* begin *

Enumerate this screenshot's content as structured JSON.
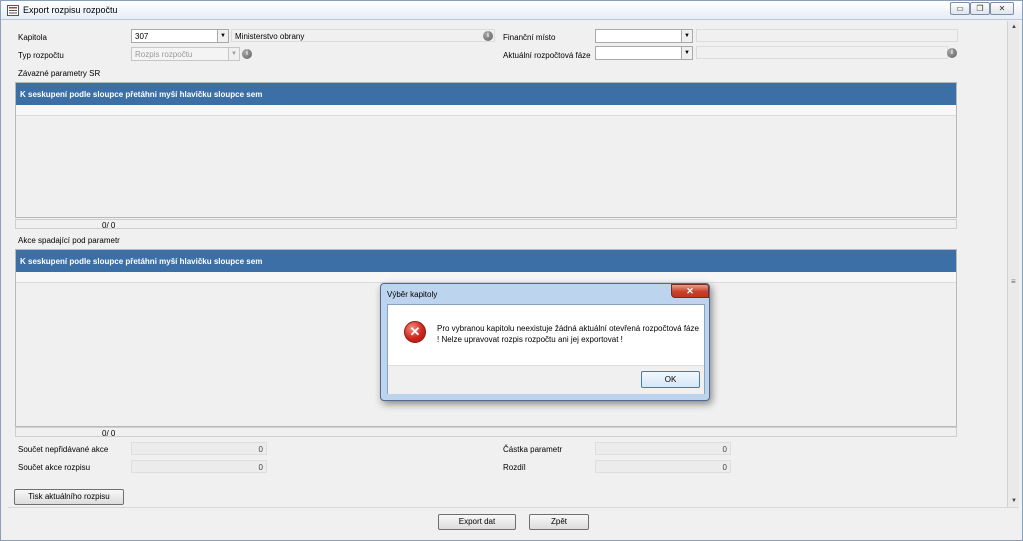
{
  "window": {
    "title": "Export rozpisu rozpočtu",
    "controls": {
      "minimize": "▭",
      "restore": "❐",
      "close": "✕"
    }
  },
  "form": {
    "kapitola_label": "Kapitola",
    "kapitola_value": "307",
    "kapitola_name": "Ministerstvo obrany",
    "typ_label": "Typ rozpočtu",
    "typ_value": "Rozpis rozpočtu",
    "financni_label": "Finanční místo",
    "financni_value": "",
    "faze_label": "Aktuální rozpočtová fáze",
    "faze_value": "",
    "info_glyph": "i"
  },
  "grid1": {
    "section_label": "Závazné parametry SR",
    "group_header": "K seskupení podle sloupce přetáhni myší hlavičku sloupce sem",
    "count": "0/ 0"
  },
  "grid2": {
    "section_label": "Akce spadající pod parametr",
    "group_header": "K seskupení podle sloupce přetáhni myší hlavičku sloupce sem",
    "count": "0/ 0"
  },
  "totals": {
    "soucet_neprid_label": "Součet nepřidávané akce",
    "soucet_neprid_value": "0",
    "soucet_akce_label": "Součet akce rozpisu",
    "soucet_akce_value": "0",
    "castka_label": "Částka parametr",
    "castka_value": "0",
    "rozdil_label": "Rozdíl",
    "rozdil_value": "0"
  },
  "buttons": {
    "tisk": "Tisk aktuálního rozpisu",
    "export": "Export dat",
    "zpet": "Zpět"
  },
  "dialog": {
    "title": "Výběr kapitoly",
    "close_glyph": "✕",
    "message": "Pro vybranou kapitolu neexistuje žádná aktuální otevřená rozpočtová fáze ! Nelze upravovat rozpis rozpočtu ani jej exportovat !",
    "ok": "OK",
    "icon_glyph": "✕"
  },
  "colors": {
    "grid_header": "#3c6fa6",
    "error_icon": "#d0261c",
    "close_button": "#c8412a"
  },
  "icons": [
    "app-icon",
    "dropdown-arrow-icon",
    "info-icon",
    "error-icon",
    "close-icon",
    "scroll-up-icon",
    "scroll-down-icon"
  ]
}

* end *

WHAT IS BEING ASKED
Look through the data and show every line containing "rozpisu".

IN RESPONSE
    "title": "Export rozpisu rozpočtu",
    "soucet_akce_label": "Součet akce rozpisu",
    "tisk": "Tisk aktuálního rozpisu",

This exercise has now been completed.